• [Given problem] Return the material word for word. Do not include pictures.

(Dataset listings of figures)

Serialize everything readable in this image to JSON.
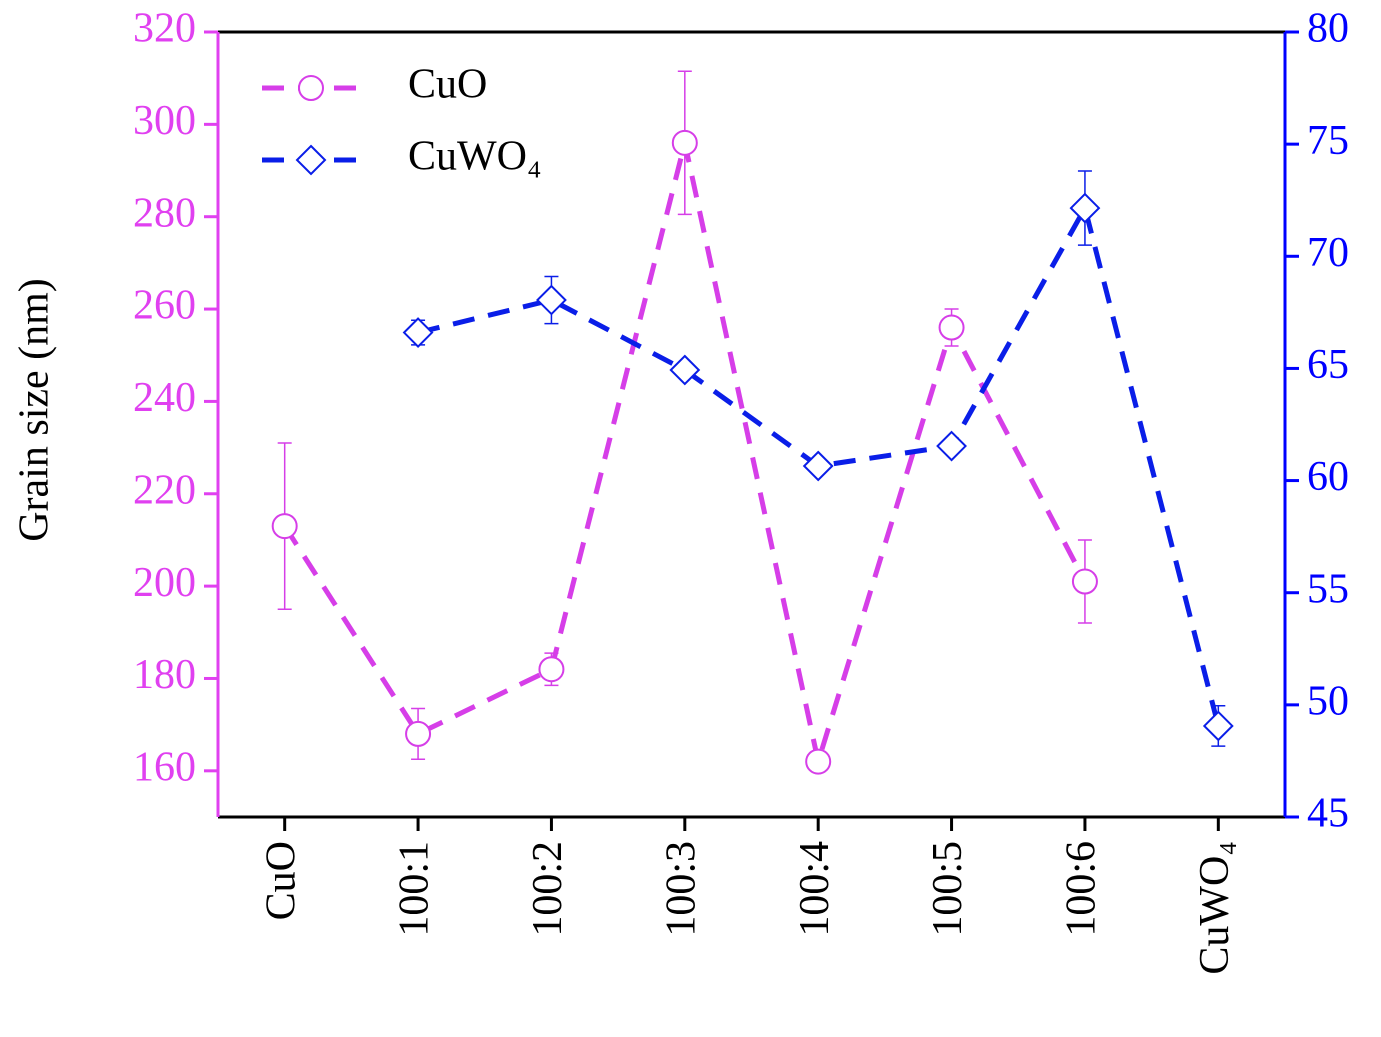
{
  "chart_data": {
    "type": "line",
    "categories": [
      "CuO",
      "100:1",
      "100:2",
      "100:3",
      "100:4",
      "100:5",
      "100:6",
      "CuWO₄"
    ],
    "y_label": "Grain size (nm)",
    "ylim": [
      150,
      320
    ],
    "yticks": [
      160,
      180,
      200,
      220,
      240,
      260,
      280,
      300,
      320
    ],
    "y_color": "#e040f0",
    "y2lim": [
      45,
      80
    ],
    "y2ticks": [
      45,
      50,
      55,
      60,
      65,
      70,
      75,
      80
    ],
    "y2_color": "#0000ff",
    "legend": "top-left",
    "series": [
      {
        "name": "CuO",
        "color": "#d63ee8",
        "marker": "circle",
        "axis": "y",
        "values": [
          213,
          168,
          182,
          296,
          162,
          256,
          201,
          null
        ],
        "errors": [
          18,
          5.5,
          3.5,
          15.5,
          1.5,
          4,
          9,
          null
        ]
      },
      {
        "name": "CuWO₄",
        "color": "#0a1ee8",
        "marker": "diamond",
        "axis": "y2",
        "values": [
          null,
          66.6,
          68.05,
          64.93,
          60.65,
          61.54,
          72.15,
          49.06
        ],
        "errors": [
          null,
          0.55,
          1.05,
          0.2,
          0.2,
          0.2,
          1.65,
          0.9
        ]
      }
    ]
  }
}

• [Solution below]
Serialize everything readable in this image to JSON.
{
  "chart_data": {
    "type": "line",
    "categories": [
      "CuO",
      "100:1",
      "100:2",
      "100:3",
      "100:4",
      "100:5",
      "100:6",
      "CuWO₄"
    ],
    "y_label": "Grain size (nm)",
    "ylim": [
      150,
      320
    ],
    "yticks": [
      160,
      180,
      200,
      220,
      240,
      260,
      280,
      300,
      320
    ],
    "y_color": "#e040f0",
    "y2lim": [
      45,
      80
    ],
    "y2ticks": [
      45,
      50,
      55,
      60,
      65,
      70,
      75,
      80
    ],
    "y2_color": "#0000ff",
    "legend": "top-left",
    "series": [
      {
        "name": "CuO",
        "color": "#d63ee8",
        "marker": "circle",
        "axis": "y",
        "values": [
          213,
          168,
          182,
          296,
          162,
          256,
          201,
          null
        ],
        "errors": [
          18,
          5.5,
          3.5,
          15.5,
          1.5,
          4,
          9,
          null
        ]
      },
      {
        "name": "CuWO₄",
        "color": "#0a1ee8",
        "marker": "diamond",
        "axis": "y2",
        "values": [
          null,
          66.6,
          68.05,
          64.93,
          60.65,
          61.54,
          72.15,
          49.06
        ],
        "errors": [
          null,
          0.55,
          1.05,
          0.2,
          0.2,
          0.2,
          1.65,
          0.9
        ]
      }
    ]
  }
}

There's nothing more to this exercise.